- What needs to be done -
Out of the lines in this data, how many include "rękawem"? Give the number and nothing else.

──────── Exercise material ────────

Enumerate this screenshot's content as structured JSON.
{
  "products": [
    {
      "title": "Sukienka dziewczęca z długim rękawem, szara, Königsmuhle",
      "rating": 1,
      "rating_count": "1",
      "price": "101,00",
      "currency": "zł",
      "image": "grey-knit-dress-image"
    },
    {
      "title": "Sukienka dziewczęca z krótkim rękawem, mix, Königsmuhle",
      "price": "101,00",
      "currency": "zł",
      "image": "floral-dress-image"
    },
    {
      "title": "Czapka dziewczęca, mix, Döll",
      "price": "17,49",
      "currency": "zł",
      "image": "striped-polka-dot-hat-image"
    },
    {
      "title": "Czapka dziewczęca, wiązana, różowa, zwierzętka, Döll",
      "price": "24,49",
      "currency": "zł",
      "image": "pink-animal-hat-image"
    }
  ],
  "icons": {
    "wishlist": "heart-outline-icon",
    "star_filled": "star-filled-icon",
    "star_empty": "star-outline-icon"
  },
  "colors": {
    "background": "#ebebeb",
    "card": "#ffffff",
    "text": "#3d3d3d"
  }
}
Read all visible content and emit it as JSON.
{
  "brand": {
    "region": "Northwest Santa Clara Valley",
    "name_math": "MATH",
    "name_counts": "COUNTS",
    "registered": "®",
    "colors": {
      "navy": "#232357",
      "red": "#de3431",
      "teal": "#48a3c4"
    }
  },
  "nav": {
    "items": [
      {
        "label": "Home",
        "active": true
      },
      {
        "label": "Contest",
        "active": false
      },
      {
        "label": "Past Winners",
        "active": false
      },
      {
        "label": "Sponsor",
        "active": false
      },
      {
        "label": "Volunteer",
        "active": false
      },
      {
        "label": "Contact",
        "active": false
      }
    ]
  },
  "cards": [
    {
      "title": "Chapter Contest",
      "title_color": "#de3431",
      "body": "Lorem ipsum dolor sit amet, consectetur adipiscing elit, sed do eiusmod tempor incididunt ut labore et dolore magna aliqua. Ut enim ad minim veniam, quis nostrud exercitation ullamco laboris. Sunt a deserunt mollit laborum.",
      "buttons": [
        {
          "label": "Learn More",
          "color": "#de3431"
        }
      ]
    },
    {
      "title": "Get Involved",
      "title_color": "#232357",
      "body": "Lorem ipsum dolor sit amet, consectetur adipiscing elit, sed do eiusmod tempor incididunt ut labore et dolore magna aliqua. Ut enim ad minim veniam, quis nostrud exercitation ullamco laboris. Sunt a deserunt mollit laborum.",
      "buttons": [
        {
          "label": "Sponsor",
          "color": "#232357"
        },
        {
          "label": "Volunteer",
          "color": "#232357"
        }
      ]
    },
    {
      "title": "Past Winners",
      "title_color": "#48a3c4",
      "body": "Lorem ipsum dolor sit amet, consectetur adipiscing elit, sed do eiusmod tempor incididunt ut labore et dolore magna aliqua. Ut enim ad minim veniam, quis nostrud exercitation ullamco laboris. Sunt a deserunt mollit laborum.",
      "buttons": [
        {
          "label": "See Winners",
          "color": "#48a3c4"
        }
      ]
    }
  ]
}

────────

- Expected answer -
2